• Exercise set:
- a) Translate this sentence from the passage about the tube below into Spanish: "After a while, it’s more of a routine, with good and bad days."
- b) Using the passage about the tube below, decide whether each statement agrees with it. Answer yes or no for each, and quote the deciding words. (i) The writer enjoys it when people miss the train. (ii) The tube keeps seeming fresh and exciting to the writer over time. (iii) One alternative the writer mentions involves two buses that interchange at Brent Cross.
- c) Extend the passage about the tube below by one paragraph, picking up after its final sentence and keeping its voice.

In truth, the tube is anarchy masquerading as mass transit and it becomes a riot at the stations. I love the labyrinthine network of tunnels where people stride purposefully in different directions (or bumble along and get in the way when you want to stride purposefully yourself). I love the adventure of seeking some mysterious portal and having to cut through an endless flow of suits and briefcases to plunge into it and down a spiral staircase to a cavernous tunnel where an archaic train might or might not turn up. I love watching people run frantically for the train, and like it even more when they miss it. I love it when people don’t stand clear of the doors to let people off, simply because I can tut in moralistic superiority. And I love the rumble of a train approaching, and the warm or cold air it thrusts before it like in some soot-laden Dickensian wind tunnel.

It sounds like I love the underground but it’s more a rollercoaster romance. At first, the novelty of using the tube and living the big city dream makes it seem fresh and exciting. After a while, it’s more of a routine, with good and bad days. Before too long, familiarity begins to breed contempt, accentuated by something unfortunate like the Central Line being closed for track work for months on end. Sick of this, you begin to dally with others…alternatives like the admittedly dreadful amalgamation of two buses navigating the North Circular and interchanging at Brent Cross. Bizarre combinations of bus, overland train, walk, bus just to mix things up. But you end up coming back and, with a little distance and history, appreciate the marvel of the underground that still somehow manages to work today.

• Data extracts:
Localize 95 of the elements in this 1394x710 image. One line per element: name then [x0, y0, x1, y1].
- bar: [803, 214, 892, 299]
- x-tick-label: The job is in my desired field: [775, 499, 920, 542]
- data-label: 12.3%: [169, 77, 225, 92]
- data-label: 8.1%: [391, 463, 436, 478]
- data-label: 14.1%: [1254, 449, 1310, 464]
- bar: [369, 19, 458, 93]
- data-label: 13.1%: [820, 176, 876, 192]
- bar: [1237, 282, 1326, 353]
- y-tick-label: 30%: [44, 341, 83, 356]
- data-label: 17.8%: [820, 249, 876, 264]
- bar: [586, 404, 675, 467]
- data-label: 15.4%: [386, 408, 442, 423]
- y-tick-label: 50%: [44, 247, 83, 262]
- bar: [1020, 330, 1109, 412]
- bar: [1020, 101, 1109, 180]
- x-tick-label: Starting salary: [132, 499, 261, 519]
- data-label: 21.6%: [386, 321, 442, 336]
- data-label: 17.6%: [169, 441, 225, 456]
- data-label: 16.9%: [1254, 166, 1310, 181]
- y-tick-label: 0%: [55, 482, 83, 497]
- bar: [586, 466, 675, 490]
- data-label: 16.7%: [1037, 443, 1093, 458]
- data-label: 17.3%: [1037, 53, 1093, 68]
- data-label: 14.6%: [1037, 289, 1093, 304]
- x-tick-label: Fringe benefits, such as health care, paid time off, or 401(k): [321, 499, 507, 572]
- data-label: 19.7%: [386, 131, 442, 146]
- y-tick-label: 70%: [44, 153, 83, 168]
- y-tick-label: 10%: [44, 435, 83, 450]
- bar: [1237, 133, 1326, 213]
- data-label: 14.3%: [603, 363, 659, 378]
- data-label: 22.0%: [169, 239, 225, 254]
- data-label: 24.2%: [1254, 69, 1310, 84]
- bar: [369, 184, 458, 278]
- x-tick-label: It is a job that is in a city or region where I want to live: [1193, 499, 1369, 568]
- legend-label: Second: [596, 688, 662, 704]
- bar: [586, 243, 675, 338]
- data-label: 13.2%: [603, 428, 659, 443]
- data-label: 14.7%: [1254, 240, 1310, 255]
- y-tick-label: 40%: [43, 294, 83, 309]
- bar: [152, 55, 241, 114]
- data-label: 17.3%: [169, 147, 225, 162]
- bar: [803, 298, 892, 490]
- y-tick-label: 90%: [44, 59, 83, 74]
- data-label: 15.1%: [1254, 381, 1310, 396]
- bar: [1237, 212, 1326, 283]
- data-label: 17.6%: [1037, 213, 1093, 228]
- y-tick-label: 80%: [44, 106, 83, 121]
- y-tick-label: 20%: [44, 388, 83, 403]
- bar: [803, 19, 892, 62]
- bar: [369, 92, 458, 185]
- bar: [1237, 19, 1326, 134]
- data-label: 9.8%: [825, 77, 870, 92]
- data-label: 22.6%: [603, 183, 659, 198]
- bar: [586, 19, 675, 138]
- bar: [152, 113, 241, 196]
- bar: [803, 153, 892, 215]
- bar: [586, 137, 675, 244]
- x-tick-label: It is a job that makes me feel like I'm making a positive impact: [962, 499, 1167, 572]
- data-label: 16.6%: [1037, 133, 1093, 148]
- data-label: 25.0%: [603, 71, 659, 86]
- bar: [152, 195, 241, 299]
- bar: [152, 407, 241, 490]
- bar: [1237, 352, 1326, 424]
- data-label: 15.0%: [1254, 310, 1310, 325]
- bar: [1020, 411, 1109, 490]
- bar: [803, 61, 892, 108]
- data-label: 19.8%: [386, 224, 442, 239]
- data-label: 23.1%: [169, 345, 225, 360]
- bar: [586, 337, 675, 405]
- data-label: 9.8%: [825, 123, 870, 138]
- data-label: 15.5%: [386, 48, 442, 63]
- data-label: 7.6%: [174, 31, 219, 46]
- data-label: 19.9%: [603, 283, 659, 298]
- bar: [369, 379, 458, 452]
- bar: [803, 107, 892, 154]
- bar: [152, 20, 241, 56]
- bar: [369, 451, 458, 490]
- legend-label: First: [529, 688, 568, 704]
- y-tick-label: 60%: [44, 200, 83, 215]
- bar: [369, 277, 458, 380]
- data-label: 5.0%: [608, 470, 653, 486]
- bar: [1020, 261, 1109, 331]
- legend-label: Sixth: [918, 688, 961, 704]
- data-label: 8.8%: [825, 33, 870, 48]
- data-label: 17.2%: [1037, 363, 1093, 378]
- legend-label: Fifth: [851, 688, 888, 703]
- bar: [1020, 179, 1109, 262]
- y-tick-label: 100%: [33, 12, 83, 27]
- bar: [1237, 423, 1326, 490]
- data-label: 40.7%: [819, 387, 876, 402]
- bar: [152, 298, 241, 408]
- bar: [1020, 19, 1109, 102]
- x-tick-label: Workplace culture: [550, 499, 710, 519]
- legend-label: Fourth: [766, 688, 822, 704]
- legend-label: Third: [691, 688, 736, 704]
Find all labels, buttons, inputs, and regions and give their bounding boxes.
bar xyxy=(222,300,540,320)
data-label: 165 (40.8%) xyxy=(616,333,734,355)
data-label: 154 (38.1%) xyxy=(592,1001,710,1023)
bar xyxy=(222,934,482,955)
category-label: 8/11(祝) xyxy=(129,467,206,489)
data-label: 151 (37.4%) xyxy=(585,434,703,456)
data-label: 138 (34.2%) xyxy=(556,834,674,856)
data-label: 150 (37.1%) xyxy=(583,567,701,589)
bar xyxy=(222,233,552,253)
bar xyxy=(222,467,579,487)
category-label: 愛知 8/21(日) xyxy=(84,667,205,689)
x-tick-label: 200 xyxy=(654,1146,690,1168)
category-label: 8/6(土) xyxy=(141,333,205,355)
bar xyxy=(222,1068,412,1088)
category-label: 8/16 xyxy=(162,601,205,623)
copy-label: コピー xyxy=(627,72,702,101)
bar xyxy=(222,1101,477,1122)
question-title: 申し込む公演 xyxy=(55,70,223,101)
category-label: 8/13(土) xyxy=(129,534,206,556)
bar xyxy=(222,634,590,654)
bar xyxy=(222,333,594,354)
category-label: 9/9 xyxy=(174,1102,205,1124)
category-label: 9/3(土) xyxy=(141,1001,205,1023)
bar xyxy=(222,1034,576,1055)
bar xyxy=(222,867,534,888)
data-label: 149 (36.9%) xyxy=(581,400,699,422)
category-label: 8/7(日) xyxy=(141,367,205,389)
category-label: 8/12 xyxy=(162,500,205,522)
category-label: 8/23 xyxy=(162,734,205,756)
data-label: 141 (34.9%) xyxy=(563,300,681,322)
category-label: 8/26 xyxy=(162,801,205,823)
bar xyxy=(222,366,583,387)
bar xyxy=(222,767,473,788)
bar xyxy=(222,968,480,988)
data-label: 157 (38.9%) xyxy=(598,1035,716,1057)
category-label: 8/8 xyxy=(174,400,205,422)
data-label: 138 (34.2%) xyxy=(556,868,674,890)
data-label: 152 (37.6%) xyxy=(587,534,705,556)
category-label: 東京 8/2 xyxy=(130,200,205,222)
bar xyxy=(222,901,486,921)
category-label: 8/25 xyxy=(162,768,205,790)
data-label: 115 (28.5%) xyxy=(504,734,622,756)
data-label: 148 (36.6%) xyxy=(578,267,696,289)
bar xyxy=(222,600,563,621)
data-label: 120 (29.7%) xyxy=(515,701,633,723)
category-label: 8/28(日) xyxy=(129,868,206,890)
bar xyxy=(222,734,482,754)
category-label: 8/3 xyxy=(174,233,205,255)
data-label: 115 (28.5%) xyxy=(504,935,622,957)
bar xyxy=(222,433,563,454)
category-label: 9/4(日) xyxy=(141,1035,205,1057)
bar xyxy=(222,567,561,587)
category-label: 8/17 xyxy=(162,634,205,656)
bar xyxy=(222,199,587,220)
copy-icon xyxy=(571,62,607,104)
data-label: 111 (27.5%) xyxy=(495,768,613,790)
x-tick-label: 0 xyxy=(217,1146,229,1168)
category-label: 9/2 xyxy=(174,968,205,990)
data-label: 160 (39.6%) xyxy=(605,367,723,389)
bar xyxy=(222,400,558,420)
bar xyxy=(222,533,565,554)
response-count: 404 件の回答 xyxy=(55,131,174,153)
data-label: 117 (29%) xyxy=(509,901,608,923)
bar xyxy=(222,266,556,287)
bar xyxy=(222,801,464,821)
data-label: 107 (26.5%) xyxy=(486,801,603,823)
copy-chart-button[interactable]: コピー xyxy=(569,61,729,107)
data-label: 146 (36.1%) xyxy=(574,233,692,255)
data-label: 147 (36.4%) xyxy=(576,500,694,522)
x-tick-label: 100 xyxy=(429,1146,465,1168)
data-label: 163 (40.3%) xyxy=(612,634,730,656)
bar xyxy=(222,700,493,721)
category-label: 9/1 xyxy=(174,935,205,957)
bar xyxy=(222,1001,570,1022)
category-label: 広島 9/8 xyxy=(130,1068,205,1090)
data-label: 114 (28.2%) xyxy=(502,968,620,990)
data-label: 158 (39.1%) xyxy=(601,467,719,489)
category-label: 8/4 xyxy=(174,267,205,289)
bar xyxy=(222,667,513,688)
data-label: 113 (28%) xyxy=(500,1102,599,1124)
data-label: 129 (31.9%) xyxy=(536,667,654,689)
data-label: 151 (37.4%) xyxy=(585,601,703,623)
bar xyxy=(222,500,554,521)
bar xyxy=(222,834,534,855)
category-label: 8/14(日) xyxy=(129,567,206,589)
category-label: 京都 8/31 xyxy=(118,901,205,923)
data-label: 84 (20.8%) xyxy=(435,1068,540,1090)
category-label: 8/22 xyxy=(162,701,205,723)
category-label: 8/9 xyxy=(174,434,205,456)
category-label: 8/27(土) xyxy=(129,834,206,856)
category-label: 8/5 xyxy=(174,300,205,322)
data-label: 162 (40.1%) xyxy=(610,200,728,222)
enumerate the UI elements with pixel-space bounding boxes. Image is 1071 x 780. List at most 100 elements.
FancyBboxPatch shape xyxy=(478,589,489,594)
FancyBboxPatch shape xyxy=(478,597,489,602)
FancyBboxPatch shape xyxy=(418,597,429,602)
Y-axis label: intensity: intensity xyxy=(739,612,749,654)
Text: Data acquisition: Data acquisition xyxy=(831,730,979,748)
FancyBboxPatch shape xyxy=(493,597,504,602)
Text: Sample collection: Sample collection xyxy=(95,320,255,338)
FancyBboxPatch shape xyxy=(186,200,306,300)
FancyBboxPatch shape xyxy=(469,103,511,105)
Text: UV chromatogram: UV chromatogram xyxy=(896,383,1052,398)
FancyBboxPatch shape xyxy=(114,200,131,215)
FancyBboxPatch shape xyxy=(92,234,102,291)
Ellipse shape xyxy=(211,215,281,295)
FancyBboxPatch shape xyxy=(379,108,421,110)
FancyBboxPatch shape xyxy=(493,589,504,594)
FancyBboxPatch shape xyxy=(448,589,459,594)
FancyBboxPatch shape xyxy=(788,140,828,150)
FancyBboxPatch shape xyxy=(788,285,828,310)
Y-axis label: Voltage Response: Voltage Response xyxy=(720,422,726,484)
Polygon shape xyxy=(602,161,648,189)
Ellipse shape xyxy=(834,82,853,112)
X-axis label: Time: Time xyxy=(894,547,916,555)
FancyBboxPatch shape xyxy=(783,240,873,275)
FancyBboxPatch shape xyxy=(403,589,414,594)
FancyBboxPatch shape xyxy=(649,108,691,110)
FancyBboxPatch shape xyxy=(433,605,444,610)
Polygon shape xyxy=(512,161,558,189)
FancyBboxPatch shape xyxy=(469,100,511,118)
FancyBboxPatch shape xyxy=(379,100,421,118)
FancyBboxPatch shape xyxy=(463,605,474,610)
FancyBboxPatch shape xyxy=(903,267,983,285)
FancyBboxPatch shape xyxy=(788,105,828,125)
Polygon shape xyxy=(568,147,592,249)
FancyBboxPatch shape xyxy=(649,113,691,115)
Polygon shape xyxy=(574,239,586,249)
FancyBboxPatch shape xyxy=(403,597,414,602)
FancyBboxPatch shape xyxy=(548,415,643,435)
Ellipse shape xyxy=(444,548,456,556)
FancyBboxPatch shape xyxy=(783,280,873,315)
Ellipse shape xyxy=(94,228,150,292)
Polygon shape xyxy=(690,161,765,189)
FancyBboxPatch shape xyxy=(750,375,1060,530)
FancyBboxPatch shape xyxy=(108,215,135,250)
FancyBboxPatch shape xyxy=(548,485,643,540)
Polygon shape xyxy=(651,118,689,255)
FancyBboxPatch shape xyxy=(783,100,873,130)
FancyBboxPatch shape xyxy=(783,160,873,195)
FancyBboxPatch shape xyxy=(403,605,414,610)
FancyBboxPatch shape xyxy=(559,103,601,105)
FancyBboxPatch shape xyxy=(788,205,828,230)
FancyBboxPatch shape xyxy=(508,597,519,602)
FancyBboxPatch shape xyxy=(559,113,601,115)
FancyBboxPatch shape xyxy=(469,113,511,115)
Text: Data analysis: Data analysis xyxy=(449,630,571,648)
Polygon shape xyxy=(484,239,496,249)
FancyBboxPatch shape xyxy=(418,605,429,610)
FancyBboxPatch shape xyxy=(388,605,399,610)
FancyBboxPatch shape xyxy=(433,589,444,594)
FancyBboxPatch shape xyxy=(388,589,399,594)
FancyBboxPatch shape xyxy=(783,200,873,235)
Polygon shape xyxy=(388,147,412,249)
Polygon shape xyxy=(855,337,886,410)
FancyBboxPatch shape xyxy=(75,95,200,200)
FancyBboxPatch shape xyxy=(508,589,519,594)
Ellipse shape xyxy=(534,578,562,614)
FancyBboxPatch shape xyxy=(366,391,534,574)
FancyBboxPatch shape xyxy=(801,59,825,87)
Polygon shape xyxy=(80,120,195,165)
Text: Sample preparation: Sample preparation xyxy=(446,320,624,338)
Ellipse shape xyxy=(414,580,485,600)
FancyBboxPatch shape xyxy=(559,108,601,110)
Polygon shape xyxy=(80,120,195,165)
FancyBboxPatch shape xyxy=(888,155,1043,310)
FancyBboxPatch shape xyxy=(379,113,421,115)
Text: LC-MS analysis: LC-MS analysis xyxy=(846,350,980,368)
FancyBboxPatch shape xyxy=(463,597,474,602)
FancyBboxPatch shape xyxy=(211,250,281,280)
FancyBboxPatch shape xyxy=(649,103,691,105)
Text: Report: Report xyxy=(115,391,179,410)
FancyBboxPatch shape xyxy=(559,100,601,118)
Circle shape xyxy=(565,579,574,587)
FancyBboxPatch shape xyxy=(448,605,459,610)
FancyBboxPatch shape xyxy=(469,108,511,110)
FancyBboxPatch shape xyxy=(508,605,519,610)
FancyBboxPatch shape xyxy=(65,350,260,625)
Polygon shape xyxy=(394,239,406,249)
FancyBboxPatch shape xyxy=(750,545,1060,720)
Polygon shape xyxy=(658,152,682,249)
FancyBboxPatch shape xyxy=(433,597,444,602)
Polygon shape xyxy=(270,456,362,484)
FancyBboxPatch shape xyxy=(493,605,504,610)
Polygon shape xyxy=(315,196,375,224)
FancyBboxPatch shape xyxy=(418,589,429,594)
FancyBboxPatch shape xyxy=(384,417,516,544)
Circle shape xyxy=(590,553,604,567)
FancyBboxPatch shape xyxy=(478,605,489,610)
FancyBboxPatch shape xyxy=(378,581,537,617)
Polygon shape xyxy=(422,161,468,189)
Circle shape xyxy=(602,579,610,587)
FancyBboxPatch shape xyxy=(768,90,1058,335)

• Responses in order:
- a) Al cabo de un tiempo, es más bien una rutina, con días buenos y malos.

- b)
(i) Yes: "I love watching people run frantically for the train, and like it even more when they miss it."
(ii) No: "After a while, it’s more of a routine, with good and bad days."
(iii) Yes: "the admittedly dreadful amalgamation of two buses navigating the North Circular and interchanging at Brent Cross"

- c)
If we are talking about transport systems that work there is an inevitability that the word Switzerland will come up. Through the power of language I can try and take you on a journey to Switzerland, using multiple forms of transport to get to one particular high point. It actually starts in Slovenia and its capital city Ljubljana, which boasts a fine old town surrounded by the best in 60s socialist tower block architecture. View both from the castle if you can, and go on a boat trip along the river if you fancy a sedate snooze.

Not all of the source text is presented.